- **WHAT TO DO**: Give back the whole listing exactly as shown.

________

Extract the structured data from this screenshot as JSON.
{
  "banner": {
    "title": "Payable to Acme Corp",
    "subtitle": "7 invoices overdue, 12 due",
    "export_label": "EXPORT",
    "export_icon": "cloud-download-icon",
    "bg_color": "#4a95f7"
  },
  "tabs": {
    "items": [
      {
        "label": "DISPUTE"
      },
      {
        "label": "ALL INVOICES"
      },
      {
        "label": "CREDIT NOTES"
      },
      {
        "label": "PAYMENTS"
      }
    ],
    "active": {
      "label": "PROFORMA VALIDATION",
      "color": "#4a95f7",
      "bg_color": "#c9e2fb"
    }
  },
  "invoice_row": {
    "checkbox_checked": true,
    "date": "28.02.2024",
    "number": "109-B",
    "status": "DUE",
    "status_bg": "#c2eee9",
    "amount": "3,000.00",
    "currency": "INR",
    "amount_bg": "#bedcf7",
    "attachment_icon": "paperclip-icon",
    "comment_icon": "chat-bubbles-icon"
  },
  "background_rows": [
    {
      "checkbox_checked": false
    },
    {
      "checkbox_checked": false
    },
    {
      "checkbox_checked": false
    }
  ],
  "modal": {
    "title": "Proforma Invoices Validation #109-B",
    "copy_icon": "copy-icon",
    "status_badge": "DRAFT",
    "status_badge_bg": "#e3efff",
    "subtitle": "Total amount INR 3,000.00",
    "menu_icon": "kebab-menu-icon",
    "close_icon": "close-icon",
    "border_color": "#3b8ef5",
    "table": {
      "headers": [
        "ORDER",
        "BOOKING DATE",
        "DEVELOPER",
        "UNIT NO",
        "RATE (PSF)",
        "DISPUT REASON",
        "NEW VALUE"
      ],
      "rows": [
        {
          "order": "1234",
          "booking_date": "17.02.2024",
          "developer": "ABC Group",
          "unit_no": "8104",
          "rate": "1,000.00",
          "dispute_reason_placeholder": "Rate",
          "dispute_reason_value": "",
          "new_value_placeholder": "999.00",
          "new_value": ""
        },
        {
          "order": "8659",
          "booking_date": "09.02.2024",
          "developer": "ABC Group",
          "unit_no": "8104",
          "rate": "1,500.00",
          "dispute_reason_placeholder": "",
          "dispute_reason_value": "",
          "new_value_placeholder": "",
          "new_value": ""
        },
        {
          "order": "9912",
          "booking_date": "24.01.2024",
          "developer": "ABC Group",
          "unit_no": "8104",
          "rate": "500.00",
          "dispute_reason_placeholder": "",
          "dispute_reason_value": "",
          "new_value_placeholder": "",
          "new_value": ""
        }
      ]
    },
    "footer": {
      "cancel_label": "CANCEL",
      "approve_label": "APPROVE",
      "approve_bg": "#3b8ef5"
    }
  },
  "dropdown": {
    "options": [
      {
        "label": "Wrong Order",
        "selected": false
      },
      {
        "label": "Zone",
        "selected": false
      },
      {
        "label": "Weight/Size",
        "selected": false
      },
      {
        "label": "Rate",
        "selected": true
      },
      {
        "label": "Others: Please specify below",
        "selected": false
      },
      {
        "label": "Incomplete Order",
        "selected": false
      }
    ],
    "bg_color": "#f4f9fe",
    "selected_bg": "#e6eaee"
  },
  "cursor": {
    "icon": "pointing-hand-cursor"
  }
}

________

- **CORRECT ANSWER**:
Extract the structured data from this screenshot as JSON.
{
  "banner": {
    "title": "Payable to Acme Corp",
    "subtitle": "7 invoices overdue, 12 due",
    "export_label": "EXPORT",
    "export_icon": "cloud-download-icon",
    "bg_color": "#4a95f7"
  },
  "tabs": {
    "items": [
      {
        "label": "DISPUTE"
      },
      {
        "label": "ALL INVOICES"
      },
      {
        "label": "CREDIT NOTES"
      },
      {
        "label": "PAYMENTS"
      }
    ],
    "active": {
      "label": "PROFORMA VALIDATION",
      "color": "#4a95f7",
      "bg_color": "#c9e2fb"
    }
  },
  "invoice_row": {
    "checkbox_checked": true,
    "date": "28.02.2024",
    "number": "109-B",
    "status": "DUE",
    "status_bg": "#c2eee9",
    "amount": "3,000.00",
    "currency": "INR",
    "amount_bg": "#bedcf7",
    "attachment_icon": "paperclip-icon",
    "comment_icon": "chat-bubbles-icon"
  },
  "background_rows": [
    {
      "checkbox_checked": false
    },
    {
      "checkbox_checked": false
    },
    {
      "checkbox_checked": false
    }
  ],
  "modal": {
    "title": "Proforma Invoices Validation #109-B",
    "copy_icon": "copy-icon",
    "status_badge": "DRAFT",
    "status_badge_bg": "#e3efff",
    "subtitle": "Total amount INR 3,000.00",
    "menu_icon": "kebab-menu-icon",
    "close_icon": "close-icon",
    "border_color": "#3b8ef5",
    "table": {
      "headers": [
        "ORDER",
        "BOOKING DATE",
        "DEVELOPER",
        "UNIT NO",
        "RATE (PSF)",
        "DISPUT REASON",
        "NEW VALUE"
      ],
      "rows": [
        {
          "order": "1234",
          "booking_date": "17.02.2024",
          "developer": "ABC Group",
          "unit_no": "8104",
          "rate": "1,000.00",
          "dispute_reason_placeholder": "Rate",
          "dispute_reason_value": "",
          "new_value_placeholder": "999.00",
          "new_value": ""
        },
        {
          "order": "8659",
          "booking_date": "09.02.2024",
          "developer": "ABC Group",
          "unit_no": "8104",
          "rate": "1,500.00",
          "dispute_reason_placeholder": "",
          "dispute_reason_value": "",
          "new_value_placeholder": "",
          "new_value": ""
        },
        {
          "order": "9912",
          "booking_date": "24.01.2024",
          "developer": "ABC Group",
          "unit_no": "8104",
          "rate": "500.00",
          "dispute_reason_placeholder": "",
          "dispute_reason_value": "",
          "new_value_placeholder": "",
          "new_value": ""
        }
      ]
    },
    "footer": {
      "cancel_label": "CANCEL",
      "approve_label": "APPROVE",
      "approve_bg": "#3b8ef5"
    }
  },
  "dropdown": {
    "options": [
      {
        "label": "Wrong Order",
        "selected": false
      },
      {
        "label": "Zone",
        "selected": false
      },
      {
        "label": "Weight/Size",
        "selected": false
      },
      {
        "label": "Rate",
        "selected": true
      },
      {
        "label": "Others: Please specify below",
        "selected": false
      },
      {
        "label": "Incomplete Order",
        "selected": false
      }
    ],
    "bg_color": "#f4f9fe",
    "selected_bg": "#e6eaee"
  },
  "cursor": {
    "icon": "pointing-hand-cursor"
  }
}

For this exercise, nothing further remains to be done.